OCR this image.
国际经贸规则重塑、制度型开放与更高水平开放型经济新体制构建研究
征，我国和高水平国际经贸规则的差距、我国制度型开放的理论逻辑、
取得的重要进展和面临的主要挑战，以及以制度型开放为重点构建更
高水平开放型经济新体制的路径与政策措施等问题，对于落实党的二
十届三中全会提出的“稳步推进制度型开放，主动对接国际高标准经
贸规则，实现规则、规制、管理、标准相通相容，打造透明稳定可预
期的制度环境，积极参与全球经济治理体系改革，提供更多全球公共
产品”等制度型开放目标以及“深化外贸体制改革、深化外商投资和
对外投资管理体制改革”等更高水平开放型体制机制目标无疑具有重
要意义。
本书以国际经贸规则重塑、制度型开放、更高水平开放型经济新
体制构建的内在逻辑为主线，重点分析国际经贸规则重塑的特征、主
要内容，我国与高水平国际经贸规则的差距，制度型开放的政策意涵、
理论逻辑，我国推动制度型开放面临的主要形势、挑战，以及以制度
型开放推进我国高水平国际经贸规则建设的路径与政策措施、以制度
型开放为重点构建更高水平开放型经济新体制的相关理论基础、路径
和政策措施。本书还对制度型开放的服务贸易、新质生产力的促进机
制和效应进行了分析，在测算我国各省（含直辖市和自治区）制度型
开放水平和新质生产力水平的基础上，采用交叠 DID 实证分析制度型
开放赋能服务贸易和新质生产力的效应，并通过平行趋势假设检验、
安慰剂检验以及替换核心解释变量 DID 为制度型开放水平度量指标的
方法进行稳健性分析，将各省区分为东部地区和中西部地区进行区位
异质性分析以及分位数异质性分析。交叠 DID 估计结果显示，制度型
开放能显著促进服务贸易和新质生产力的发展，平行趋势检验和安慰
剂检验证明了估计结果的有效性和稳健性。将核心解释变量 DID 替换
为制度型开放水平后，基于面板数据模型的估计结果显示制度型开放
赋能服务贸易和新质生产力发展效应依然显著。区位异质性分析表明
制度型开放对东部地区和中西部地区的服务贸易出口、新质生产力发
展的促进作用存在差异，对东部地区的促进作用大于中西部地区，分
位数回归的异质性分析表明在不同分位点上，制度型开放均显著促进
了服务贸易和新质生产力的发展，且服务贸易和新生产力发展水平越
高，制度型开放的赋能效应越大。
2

■ **WHAT IS BEING ASKED**
Print the material once more, exactly.

■ **SOLVED PROBLEM**
OCR this image.
国际经贸规则重塑、制度型开放与更高水平开放型经济新体制构建研究
征，我国和高水平国际经贸规则的差距、我国制度型开放的理论逻辑、
取得的重要进展和面临的主要挑战，以及以制度型开放为重点构建更
高水平开放型经济新体制的路径与政策措施等问题，对于落实党的二
十届三中全会提出的“稳步推进制度型开放，主动对接国际高标准经
贸规则，实现规则、规制、管理、标准相通相容，打造透明稳定可预
期的制度环境，积极参与全球经济治理体系改革，提供更多全球公共
产品”等制度型开放目标以及“深化外贸体制改革、深化外商投资和
对外投资管理体制改革”等更高水平开放型体制机制目标无疑具有重
要意义。
本书以国际经贸规则重塑、制度型开放、更高水平开放型经济新
体制构建的内在逻辑为主线，重点分析国际经贸规则重塑的特征、主
要内容，我国与高水平国际经贸规则的差距，制度型开放的政策意涵、
理论逻辑，我国推动制度型开放面临的主要形势、挑战，以及以制度
型开放推进我国高水平国际经贸规则建设的路径与政策措施、以制度
型开放为重点构建更高水平开放型经济新体制的相关理论基础、路径
和政策措施。本书还对制度型开放的服务贸易、新质生产力的促进机
制和效应进行了分析，在测算我国各省（含直辖市和自治区）制度型
开放水平和新质生产力水平的基础上，采用交叠 DID 实证分析制度型
开放赋能服务贸易和新质生产力的效应，并通过平行趋势假设检验、
安慰剂检验以及替换核心解释变量 DID 为制度型开放水平度量指标的
方法进行稳健性分析，将各省区分为东部地区和中西部地区进行区位
异质性分析以及分位数异质性分析。交叠 DID 估计结果显示，制度型
开放能显著促进服务贸易和新质生产力的发展，平行趋势检验和安慰
剂检验证明了估计结果的有效性和稳健性。将核心解释变量 DID 替换
为制度型开放水平后，基于面板数据模型的估计结果显示制度型开放
赋能服务贸易和新质生产力发展效应依然显著。区位异质性分析表明
制度型开放对东部地区和中西部地区的服务贸易出口、新质生产力发
展的促进作用存在差异，对东部地区的促进作用大于中西部地区，分
位数回归的异质性分析表明在不同分位点上，制度型开放均显著促进
了服务贸易和新质生产力的发展，且服务贸易和新生产力发展水平越
高，制度型开放的赋能效应越大。
2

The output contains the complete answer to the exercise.